Saved data entries
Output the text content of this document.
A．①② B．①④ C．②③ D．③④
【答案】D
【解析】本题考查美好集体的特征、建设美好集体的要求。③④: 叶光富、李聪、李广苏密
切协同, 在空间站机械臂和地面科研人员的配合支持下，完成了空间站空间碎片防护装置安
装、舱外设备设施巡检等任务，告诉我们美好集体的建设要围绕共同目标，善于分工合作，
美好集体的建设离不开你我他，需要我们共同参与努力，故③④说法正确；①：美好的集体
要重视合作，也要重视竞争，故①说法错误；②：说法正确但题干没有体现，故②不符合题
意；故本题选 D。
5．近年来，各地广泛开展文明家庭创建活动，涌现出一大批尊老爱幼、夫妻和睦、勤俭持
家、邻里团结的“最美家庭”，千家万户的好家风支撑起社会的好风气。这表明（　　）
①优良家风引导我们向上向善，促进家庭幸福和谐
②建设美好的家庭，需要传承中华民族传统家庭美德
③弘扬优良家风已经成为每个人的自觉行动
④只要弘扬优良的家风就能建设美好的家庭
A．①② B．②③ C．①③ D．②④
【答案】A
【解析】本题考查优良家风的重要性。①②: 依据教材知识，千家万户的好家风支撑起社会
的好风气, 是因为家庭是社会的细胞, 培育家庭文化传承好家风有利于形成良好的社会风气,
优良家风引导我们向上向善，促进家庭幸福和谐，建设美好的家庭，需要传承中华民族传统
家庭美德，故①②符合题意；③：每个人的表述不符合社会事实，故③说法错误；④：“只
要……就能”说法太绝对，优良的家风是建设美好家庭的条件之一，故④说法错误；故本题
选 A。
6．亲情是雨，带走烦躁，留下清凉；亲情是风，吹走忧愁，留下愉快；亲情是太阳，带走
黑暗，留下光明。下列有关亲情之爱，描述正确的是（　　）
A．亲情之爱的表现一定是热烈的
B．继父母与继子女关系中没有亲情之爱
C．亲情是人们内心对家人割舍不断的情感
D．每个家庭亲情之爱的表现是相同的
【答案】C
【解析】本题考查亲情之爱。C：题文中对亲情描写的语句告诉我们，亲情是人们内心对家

---

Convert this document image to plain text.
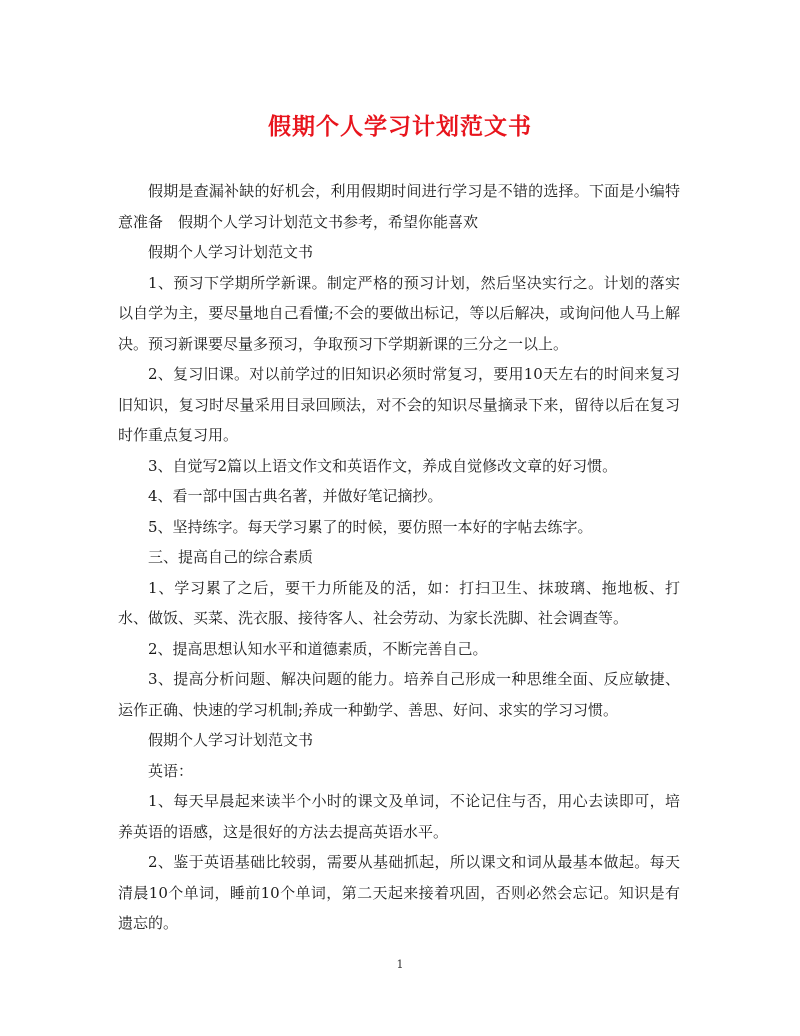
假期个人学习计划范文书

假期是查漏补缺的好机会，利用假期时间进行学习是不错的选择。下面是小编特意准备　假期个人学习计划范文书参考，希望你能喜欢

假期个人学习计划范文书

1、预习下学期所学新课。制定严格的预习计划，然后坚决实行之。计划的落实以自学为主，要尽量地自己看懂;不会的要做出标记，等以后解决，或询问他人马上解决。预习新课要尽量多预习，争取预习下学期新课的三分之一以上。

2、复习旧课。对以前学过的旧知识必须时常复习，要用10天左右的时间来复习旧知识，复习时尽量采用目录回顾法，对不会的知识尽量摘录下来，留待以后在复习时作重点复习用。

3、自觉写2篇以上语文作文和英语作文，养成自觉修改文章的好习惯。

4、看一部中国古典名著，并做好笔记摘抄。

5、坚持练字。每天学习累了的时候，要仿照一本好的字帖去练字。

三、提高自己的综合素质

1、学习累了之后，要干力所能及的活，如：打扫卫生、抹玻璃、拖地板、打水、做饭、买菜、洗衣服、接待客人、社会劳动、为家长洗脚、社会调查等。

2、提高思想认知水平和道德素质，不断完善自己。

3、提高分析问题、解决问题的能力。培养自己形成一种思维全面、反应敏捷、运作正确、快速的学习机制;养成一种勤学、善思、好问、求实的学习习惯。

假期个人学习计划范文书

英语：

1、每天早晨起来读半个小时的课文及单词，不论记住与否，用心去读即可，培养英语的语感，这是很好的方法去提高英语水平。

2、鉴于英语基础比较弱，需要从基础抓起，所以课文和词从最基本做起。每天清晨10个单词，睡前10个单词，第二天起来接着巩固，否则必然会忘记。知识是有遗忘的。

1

*What the task requires*
Considering only the records above, state the number of lines that include the word "text", with nothing added.

*Response below*
2